_Задание 1_
На каком транспорте рота 10-го передового батальона СС отправилась в Паннерден, согласно отрывку о боях под Неймегеном?
_Задание 2_
Допишите отрывок о боях под Неймегеном, начав сразу после его последнего предложения.

_Текст страницы_
Взрыв моста в Неймегене явно мог помешать союзникам соединить силы, но утром генерал-фельдмаршал Модель снова отменил приказ Биттриха. «Нам по-прежнему нужны мосты, – настаивал он. – Для контратаки»[605]. Биттрих не был уверен, что им хватит сил для эффективной контратаки. Разочарованный и раздраженный, он сомневался в том, что у Моделя есть особый план, но, по крайней мере, теперь ясно, что сам он, Биттрих, сделал официальный запрос.
Рано утром рота 10-го передового батальона СС дивизии Хармеля на реквизированных велосипедах отправилась в Паннерден, на Недер-Рейн, к северу от места, где он расходился с Ваалом. Одним из преимуществ велосипедов была возможность быстро спешиться и укрыться в кювете в случае налета вражеских истребителей. За ними следовали передовые части будущей боевой группы Рейнгольда. Рейнгольд, командир танкового полка дивизии «Фрундсберг», привел свои спешившиеся танковые экипажи, батальон Ойлинга, всего 200 солдат, и батарею орудий. По словам Хармеля, гауптштурмфюрер СС Карл Хайнц Ойлинг, командир 2-го батальона 21-го танко-гренадерского полка СС, был «отличный парень и дельный солдат»[606].

_Перечень записей_
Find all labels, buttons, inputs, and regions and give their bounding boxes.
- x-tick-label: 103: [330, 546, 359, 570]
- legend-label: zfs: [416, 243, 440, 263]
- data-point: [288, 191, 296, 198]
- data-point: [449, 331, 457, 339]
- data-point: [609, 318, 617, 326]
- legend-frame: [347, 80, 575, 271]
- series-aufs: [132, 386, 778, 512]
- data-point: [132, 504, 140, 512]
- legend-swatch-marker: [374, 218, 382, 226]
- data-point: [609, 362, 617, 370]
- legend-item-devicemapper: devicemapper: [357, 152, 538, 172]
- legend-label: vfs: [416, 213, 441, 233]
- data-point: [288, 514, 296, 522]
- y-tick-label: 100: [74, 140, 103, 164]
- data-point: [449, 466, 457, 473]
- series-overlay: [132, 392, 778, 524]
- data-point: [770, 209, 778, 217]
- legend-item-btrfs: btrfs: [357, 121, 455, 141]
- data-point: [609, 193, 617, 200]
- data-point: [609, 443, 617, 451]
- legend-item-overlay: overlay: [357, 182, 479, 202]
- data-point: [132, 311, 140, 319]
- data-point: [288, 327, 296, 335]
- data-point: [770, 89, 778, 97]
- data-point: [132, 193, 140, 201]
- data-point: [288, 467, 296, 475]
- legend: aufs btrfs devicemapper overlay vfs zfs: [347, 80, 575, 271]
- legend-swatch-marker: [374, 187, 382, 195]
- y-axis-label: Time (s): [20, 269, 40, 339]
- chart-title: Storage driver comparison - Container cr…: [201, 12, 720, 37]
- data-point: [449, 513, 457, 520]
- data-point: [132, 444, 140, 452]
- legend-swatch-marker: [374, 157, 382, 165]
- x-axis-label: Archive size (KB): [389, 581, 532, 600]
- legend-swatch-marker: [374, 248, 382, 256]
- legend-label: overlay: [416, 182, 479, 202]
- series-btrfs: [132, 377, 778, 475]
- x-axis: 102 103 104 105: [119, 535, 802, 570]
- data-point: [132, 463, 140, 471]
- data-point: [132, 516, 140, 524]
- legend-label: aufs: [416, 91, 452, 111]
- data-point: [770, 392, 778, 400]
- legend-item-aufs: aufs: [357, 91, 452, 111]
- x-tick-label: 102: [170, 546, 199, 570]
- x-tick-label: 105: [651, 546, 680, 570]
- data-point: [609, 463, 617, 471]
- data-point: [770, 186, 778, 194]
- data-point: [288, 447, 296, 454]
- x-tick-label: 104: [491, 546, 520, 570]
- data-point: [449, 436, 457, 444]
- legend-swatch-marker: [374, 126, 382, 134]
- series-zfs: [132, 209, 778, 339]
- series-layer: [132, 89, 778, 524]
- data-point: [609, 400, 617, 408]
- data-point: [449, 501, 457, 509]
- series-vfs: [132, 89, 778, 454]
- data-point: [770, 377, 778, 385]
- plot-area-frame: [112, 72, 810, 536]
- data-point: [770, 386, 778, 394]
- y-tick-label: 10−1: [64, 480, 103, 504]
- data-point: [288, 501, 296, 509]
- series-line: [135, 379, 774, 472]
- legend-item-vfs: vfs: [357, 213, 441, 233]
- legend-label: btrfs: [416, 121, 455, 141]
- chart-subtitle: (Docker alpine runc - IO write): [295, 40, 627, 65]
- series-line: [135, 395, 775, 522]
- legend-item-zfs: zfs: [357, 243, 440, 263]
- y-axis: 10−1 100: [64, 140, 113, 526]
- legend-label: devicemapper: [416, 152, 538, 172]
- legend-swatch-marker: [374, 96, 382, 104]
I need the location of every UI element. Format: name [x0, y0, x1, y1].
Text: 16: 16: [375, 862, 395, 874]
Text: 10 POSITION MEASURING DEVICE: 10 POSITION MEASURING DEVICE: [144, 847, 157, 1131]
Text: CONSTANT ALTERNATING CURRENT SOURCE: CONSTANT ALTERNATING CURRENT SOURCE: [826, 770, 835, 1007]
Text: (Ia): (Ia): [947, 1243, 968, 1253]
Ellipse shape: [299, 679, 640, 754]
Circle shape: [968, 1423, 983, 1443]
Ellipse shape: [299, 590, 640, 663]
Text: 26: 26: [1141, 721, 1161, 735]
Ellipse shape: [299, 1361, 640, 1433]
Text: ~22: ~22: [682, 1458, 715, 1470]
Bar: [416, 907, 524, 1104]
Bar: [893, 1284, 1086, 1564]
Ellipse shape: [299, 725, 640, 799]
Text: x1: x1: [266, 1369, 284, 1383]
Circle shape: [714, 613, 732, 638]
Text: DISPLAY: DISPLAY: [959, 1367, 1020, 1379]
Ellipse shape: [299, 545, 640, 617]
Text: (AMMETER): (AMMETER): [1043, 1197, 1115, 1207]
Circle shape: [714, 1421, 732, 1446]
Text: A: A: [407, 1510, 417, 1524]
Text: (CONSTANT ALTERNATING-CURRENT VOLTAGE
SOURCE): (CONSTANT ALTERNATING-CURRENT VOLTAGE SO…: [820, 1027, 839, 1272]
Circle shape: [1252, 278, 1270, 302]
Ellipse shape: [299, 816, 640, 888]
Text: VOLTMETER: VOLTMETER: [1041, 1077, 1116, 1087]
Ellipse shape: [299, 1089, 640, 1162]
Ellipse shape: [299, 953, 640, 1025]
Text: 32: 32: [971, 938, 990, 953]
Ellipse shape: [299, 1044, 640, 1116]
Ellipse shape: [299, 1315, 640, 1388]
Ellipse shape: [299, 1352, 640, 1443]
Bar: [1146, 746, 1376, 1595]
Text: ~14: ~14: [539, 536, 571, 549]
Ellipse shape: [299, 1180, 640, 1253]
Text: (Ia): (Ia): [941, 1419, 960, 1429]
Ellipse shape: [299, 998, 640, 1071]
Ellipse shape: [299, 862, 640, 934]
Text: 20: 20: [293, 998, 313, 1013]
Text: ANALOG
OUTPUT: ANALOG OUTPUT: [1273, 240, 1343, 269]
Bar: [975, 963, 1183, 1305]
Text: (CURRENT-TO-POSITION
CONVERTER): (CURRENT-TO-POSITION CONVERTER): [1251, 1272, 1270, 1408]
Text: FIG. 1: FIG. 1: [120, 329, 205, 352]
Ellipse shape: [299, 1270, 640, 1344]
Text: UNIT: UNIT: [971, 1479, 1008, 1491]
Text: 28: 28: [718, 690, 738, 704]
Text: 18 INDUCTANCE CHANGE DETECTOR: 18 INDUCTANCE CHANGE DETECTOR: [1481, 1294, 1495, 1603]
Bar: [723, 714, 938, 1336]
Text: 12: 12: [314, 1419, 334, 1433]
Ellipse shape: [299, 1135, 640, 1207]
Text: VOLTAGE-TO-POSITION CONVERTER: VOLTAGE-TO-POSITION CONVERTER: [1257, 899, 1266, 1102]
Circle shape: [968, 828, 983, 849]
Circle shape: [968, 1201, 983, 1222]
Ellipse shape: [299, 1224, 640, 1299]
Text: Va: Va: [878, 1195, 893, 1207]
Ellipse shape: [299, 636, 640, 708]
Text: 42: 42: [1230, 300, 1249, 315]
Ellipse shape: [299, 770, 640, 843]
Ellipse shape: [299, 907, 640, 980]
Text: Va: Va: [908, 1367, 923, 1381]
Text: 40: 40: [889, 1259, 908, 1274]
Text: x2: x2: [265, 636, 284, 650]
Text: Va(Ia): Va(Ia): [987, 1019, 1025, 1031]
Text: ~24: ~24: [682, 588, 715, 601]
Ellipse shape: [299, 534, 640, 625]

_Ответ 1_
На реквизированных велосипедах.

_Ответ 2_
Несмотря на задержки в переправке пеших танкистов через Недер-Рейн на связанных вместе резиновых лодках, батальон Ойлинга добрался до автомобильного моста к полудню. Рейнгольд не терял времени: он принял командование обороной города и «с великим рвением»[607] готовился отразить любую атаку союзников. Однако переправа полевых орудий и тягачей оказалась слишком сложной и нервной. Из-за авиации союзников их можно было переправлять лишь ночью и без огней, и командиры, отходя назад, должны были махать в темноте белым носовым платком и показывать водителям, куда подавать, налево или направо, чтобы заехать на паром.
Как только Рейнгольд прибыл, он приказал сосредоточить все силы на севере города около подходов к обоим мостам. Древняя крепость Валькхоф, построенная еще во времена Карла Великого, стала центром их обороны. По обороняемому периметру он расставил и юнцов из Имперской службы труда[608]. У Рейнгольда было для них особое задание: он намеревался защищать Неймегенский мост огнем.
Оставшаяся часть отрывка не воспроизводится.